> _Entries shown_
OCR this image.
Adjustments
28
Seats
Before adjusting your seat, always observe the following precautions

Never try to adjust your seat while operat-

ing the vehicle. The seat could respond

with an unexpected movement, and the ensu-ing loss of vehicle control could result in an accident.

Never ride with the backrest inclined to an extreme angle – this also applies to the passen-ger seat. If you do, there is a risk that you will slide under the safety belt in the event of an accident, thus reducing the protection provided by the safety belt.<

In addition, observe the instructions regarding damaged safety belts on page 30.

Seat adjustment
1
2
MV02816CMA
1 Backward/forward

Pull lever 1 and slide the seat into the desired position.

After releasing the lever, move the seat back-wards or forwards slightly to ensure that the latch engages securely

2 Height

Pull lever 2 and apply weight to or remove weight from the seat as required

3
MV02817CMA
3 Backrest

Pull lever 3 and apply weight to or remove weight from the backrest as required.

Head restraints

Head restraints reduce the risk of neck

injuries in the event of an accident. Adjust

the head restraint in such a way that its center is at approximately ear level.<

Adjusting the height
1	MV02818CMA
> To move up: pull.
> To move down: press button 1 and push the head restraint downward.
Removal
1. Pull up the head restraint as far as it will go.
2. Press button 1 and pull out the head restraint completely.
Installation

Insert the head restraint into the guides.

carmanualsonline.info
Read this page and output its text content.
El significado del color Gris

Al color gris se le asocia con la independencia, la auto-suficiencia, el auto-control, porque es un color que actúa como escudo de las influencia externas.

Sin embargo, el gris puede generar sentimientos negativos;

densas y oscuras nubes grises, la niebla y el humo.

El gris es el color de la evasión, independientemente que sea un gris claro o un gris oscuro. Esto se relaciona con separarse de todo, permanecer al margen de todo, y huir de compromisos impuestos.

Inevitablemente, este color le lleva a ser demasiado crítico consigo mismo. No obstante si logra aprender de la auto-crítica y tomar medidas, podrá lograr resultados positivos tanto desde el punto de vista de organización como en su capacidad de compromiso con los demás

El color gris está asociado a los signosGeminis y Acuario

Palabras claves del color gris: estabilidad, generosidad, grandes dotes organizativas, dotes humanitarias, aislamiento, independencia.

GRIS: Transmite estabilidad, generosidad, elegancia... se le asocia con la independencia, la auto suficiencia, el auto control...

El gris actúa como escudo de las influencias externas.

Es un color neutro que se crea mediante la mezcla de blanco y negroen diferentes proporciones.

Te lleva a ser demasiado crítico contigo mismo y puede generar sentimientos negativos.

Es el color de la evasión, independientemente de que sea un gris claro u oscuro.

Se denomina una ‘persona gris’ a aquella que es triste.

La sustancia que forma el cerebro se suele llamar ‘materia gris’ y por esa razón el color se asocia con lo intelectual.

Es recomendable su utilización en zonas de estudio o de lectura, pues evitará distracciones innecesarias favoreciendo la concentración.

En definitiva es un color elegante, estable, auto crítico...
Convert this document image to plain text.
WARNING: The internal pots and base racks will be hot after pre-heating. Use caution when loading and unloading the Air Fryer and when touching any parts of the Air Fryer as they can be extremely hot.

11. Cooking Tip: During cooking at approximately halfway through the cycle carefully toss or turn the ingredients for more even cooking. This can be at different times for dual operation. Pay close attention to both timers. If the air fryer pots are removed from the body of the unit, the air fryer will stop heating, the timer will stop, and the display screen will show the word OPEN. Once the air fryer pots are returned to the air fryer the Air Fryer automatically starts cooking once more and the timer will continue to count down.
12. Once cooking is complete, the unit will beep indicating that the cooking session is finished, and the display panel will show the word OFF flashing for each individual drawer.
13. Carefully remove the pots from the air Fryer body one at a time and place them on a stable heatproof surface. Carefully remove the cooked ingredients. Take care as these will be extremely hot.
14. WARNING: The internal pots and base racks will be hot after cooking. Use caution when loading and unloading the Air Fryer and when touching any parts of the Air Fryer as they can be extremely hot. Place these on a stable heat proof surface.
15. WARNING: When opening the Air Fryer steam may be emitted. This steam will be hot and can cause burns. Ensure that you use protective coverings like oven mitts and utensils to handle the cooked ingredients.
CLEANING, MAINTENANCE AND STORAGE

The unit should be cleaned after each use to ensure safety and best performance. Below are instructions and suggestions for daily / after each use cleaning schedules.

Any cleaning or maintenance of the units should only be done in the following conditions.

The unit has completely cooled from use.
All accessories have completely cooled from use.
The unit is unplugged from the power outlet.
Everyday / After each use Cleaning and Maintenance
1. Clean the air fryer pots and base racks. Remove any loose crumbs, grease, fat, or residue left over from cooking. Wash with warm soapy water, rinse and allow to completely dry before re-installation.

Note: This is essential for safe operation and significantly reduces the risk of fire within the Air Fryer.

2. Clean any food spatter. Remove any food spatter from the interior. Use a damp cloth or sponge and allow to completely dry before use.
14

> _What is being asked_
Every line above should be retyped exactly as given.

> _Solution_
OCR this image.
Adjustments
28
Seats
Before adjusting your seat, always observe the following precautions

Never try to adjust your seat while operat-

ing the vehicle. The seat could respond

with an unexpected movement, and the ensu-ing loss of vehicle control could result in an accident.

Never ride with the backrest inclined to an extreme angle – this also applies to the passen-ger seat. If you do, there is a risk that you will slide under the safety belt in the event of an accident, thus reducing the protection provided by the safety belt.<

In addition, observe the instructions regarding damaged safety belts on page 30.

Seat adjustment
1
2
MV02816CMA
1 Backward/forward

Pull lever 1 and slide the seat into the desired position.

After releasing the lever, move the seat back-wards or forwards slightly to ensure that the latch engages securely

2 Height

Pull lever 2 and apply weight to or remove weight from the seat as required

3
MV02817CMA
3 Backrest

Pull lever 3 and apply weight to or remove weight from the backrest as required.

Head restraints

Head restraints reduce the risk of neck

injuries in the event of an accident. Adjust

the head restraint in such a way that its center is at approximately ear level.<

Adjusting the height
1	MV02818CMA
> To move up: pull.
> To move down: press button 1 and push the head restraint downward.
Removal
1. Pull up the head restraint as far as it will go.
2. Press button 1 and pull out the head restraint completely.
Installation

Insert the head restraint into the guides.

carmanualsonline.info
Read this page and output its text content.
El significado del color Gris

Al color gris se le asocia con la independencia, la auto-suficiencia, el auto-control, porque es un color que actúa como escudo de las influencia externas.

Sin embargo, el gris puede generar sentimientos negativos;

densas y oscuras nubes grises, la niebla y el humo.

El gris es el color de la evasión, independientemente que sea un gris claro o un gris oscuro. Esto se relaciona con separarse de todo, permanecer al margen de todo, y huir de compromisos impuestos.

Inevitablemente, este color le lleva a ser demasiado crítico consigo mismo. No obstante si logra aprender de la auto-crítica y tomar medidas, podrá lograr resultados positivos tanto desde el punto de vista de organización como en su capacidad de compromiso con los demás

El color gris está asociado a los signosGeminis y Acuario

Palabras claves del color gris: estabilidad, generosidad, grandes dotes organizativas, dotes humanitarias, aislamiento, independencia.

GRIS: Transmite estabilidad, generosidad, elegancia... se le asocia con la independencia, la auto suficiencia, el auto control...

El gris actúa como escudo de las influencias externas.

Es un color neutro que se crea mediante la mezcla de blanco y negroen diferentes proporciones.

Te lleva a ser demasiado crítico contigo mismo y puede generar sentimientos negativos.

Es el color de la evasión, independientemente de que sea un gris claro u oscuro.

Se denomina una ‘persona gris’ a aquella que es triste.

La sustancia que forma el cerebro se suele llamar ‘materia gris’ y por esa razón el color se asocia con lo intelectual.

Es recomendable su utilización en zonas de estudio o de lectura, pues evitará distracciones innecesarias favoreciendo la concentración.

En definitiva es un color elegante, estable, auto crítico...
Convert this document image to plain text.
WARNING: The internal pots and base racks will be hot after pre-heating. Use caution when loading and unloading the Air Fryer and when touching any parts of the Air Fryer as they can be extremely hot.

11. Cooking Tip: During cooking at approximately halfway through the cycle carefully toss or turn the ingredients for more even cooking. This can be at different times for dual operation. Pay close attention to both timers. If the air fryer pots are removed from the body of the unit, the air fryer will stop heating, the timer will stop, and the display screen will show the word OPEN. Once the air fryer pots are returned to the air fryer the Air Fryer automatically starts cooking once more and the timer will continue to count down.
12. Once cooking is complete, the unit will beep indicating that the cooking session is finished, and the display panel will show the word OFF flashing for each individual drawer.
13. Carefully remove the pots from the air Fryer body one at a time and place them on a stable heatproof surface. Carefully remove the cooked ingredients. Take care as these will be extremely hot.
14. WARNING: The internal pots and base racks will be hot after cooking. Use caution when loading and unloading the Air Fryer and when touching any parts of the Air Fryer as they can be extremely hot. Place these on a stable heat proof surface.
15. WARNING: When opening the Air Fryer steam may be emitted. This steam will be hot and can cause burns. Ensure that you use protective coverings like oven mitts and utensils to handle the cooked ingredients.
CLEANING, MAINTENANCE AND STORAGE

The unit should be cleaned after each use to ensure safety and best performance. Below are instructions and suggestions for daily / after each use cleaning schedules.

Any cleaning or maintenance of the units should only be done in the following conditions.

The unit has completely cooled from use.
All accessories have completely cooled from use.
The unit is unplugged from the power outlet.
Everyday / After each use Cleaning and Maintenance
1. Clean the air fryer pots and base racks. Remove any loose crumbs, grease, fat, or residue left over from cooking. Wash with warm soapy water, rinse and allow to completely dry before re-installation.

Note: This is essential for safe operation and significantly reduces the risk of fire within the Air Fryer.

2. Clean any food spatter. Remove any food spatter from the interior. Use a damp cloth or sponge and allow to completely dry before use.
14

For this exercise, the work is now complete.